** start LISTING **

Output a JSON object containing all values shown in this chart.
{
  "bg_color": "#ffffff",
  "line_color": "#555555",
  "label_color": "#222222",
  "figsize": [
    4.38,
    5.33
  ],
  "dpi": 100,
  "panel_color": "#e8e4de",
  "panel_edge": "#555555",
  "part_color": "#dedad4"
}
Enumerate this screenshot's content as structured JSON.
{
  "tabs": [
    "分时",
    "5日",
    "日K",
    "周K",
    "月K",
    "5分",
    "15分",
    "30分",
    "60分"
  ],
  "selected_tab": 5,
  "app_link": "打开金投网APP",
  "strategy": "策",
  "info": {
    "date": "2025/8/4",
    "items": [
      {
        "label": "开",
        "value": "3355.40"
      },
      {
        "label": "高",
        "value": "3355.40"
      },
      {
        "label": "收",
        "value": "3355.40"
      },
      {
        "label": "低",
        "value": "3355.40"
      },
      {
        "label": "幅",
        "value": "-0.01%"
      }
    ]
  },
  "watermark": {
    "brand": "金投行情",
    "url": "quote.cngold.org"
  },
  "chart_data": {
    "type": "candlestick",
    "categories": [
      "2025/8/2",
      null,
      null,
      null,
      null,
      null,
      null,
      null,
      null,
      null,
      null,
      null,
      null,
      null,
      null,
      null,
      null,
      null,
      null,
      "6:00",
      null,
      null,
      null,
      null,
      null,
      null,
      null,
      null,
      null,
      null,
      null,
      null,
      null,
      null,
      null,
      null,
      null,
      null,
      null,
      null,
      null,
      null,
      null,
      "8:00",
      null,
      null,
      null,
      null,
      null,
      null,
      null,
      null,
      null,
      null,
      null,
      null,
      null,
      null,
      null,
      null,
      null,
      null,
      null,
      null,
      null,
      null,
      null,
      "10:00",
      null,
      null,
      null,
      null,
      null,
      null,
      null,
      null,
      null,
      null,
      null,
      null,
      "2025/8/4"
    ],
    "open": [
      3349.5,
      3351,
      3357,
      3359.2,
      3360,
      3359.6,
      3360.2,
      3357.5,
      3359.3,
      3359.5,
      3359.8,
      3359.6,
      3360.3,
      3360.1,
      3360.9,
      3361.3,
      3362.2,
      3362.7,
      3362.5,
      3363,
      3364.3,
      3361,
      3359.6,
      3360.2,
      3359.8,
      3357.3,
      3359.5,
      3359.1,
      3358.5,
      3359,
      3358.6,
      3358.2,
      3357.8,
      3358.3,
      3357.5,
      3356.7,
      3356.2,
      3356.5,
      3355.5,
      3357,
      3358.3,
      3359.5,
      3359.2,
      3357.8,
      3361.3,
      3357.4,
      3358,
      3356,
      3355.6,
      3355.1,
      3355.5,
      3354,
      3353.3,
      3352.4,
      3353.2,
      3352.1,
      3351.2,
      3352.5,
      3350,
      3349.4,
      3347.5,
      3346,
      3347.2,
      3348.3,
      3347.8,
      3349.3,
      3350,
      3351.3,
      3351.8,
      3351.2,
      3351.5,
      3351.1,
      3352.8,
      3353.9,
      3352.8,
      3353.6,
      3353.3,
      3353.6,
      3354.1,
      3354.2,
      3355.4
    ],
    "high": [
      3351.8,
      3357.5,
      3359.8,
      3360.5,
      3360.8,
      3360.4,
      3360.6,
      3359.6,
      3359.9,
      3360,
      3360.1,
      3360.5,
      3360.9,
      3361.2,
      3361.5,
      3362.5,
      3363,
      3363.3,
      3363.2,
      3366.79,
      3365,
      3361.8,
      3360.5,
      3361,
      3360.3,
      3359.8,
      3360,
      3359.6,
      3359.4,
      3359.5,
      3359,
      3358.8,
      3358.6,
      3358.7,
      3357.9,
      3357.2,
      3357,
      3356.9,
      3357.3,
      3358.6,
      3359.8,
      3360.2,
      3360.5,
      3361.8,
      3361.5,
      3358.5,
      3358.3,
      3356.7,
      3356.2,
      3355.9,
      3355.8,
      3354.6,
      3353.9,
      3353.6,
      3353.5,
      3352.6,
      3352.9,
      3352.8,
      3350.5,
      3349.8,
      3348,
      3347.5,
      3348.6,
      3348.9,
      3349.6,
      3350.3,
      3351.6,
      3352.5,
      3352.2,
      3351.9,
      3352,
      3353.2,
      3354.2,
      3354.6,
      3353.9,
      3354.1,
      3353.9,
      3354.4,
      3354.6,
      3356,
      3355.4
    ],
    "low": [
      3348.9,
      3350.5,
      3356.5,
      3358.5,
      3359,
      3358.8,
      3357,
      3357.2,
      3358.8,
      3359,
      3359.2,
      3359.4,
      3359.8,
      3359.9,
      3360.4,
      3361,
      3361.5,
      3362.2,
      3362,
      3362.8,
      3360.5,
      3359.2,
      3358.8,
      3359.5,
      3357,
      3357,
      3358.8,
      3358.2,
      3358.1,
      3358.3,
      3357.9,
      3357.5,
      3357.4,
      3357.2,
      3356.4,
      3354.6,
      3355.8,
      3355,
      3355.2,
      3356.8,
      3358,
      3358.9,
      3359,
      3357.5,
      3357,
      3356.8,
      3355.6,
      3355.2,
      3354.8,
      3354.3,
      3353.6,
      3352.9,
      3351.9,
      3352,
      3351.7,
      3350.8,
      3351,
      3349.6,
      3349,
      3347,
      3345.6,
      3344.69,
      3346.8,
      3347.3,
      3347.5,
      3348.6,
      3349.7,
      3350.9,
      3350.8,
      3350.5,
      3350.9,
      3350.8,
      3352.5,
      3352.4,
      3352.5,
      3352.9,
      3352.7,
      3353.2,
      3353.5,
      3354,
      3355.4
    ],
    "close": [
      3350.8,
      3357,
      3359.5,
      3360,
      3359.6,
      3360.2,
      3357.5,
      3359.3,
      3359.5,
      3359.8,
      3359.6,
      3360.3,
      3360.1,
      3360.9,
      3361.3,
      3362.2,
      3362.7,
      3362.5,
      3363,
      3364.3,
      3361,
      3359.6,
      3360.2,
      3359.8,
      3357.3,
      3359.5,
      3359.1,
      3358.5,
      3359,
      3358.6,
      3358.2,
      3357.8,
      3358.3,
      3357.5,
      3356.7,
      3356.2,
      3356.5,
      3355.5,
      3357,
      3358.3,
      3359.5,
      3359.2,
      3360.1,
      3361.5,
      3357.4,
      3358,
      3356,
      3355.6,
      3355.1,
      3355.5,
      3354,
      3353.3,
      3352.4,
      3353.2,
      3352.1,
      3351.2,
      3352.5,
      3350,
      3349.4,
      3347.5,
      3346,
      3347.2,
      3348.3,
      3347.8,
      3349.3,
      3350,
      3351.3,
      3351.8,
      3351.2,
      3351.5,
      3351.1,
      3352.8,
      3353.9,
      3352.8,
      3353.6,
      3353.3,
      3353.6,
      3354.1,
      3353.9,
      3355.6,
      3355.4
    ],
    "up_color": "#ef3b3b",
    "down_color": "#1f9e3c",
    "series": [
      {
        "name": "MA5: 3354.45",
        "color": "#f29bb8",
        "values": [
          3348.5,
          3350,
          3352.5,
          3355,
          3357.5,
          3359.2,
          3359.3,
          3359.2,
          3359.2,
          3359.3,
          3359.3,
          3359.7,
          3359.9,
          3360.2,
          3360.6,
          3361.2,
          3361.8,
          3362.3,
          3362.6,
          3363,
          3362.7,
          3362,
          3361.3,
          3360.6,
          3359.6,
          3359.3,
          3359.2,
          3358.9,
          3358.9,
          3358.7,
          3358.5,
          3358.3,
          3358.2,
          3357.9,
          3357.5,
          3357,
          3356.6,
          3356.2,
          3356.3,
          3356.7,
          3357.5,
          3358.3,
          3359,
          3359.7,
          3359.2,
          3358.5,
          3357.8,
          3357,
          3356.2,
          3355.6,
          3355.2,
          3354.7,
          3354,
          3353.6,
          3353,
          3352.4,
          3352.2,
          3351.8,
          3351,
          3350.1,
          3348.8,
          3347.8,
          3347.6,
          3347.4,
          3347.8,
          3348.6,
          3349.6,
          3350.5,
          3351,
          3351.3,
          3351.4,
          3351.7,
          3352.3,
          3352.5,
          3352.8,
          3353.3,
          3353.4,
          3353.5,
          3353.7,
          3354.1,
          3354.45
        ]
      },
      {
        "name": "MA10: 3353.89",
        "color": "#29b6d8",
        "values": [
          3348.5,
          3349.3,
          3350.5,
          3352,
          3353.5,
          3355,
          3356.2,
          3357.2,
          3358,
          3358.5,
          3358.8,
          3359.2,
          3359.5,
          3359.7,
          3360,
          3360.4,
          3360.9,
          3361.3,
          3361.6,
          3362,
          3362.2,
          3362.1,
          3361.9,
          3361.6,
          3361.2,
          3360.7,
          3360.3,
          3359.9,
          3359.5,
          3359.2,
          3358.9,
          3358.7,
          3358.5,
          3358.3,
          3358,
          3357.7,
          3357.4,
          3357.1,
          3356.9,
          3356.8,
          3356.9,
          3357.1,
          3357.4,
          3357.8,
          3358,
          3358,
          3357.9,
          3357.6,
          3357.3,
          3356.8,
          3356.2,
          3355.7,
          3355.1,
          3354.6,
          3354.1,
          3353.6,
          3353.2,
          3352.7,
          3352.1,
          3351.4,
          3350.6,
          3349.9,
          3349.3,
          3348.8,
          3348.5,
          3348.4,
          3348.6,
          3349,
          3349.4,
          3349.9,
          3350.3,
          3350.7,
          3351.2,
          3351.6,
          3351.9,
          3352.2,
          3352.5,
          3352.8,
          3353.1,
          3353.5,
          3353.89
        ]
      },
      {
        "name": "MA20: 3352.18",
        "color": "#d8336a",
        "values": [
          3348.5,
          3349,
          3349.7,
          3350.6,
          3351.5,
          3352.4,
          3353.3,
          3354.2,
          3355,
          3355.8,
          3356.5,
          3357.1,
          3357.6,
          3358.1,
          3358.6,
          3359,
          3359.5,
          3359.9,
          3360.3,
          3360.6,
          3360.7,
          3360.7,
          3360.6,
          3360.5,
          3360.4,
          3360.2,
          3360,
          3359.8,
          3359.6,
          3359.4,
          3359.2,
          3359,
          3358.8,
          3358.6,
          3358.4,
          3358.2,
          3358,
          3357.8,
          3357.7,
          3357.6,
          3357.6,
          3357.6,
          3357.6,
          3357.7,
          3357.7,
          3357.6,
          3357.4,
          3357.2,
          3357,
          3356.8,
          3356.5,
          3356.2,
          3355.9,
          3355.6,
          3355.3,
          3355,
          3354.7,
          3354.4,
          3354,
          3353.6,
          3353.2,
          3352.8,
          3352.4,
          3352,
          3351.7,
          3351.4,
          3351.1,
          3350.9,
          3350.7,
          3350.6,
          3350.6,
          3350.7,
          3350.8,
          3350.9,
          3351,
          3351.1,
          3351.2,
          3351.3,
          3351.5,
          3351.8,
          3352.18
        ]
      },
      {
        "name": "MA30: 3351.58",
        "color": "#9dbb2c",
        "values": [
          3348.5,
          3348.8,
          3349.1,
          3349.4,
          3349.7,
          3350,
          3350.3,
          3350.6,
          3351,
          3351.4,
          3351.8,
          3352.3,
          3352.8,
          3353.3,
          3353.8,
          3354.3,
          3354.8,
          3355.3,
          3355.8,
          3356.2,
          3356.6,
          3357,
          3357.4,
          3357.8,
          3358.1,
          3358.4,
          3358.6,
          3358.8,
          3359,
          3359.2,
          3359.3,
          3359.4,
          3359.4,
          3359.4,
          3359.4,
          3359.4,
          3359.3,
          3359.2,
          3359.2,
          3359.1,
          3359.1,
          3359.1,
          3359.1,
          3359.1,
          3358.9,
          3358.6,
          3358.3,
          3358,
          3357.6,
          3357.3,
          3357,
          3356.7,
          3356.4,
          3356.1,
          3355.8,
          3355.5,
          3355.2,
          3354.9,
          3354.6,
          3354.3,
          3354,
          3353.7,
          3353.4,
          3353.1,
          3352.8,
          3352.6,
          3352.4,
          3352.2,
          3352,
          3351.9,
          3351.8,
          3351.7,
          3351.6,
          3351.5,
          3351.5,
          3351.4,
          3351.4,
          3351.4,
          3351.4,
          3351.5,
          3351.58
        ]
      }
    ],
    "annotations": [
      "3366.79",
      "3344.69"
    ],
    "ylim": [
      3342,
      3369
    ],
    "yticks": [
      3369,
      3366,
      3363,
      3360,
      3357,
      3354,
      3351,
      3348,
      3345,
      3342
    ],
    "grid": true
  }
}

** end LISTING **

Identify the lines in the entries that hold "this" and return each one.

Output a JSON object containing all values shown in this chart.
Enumerate this screenshot's content as structured JSON.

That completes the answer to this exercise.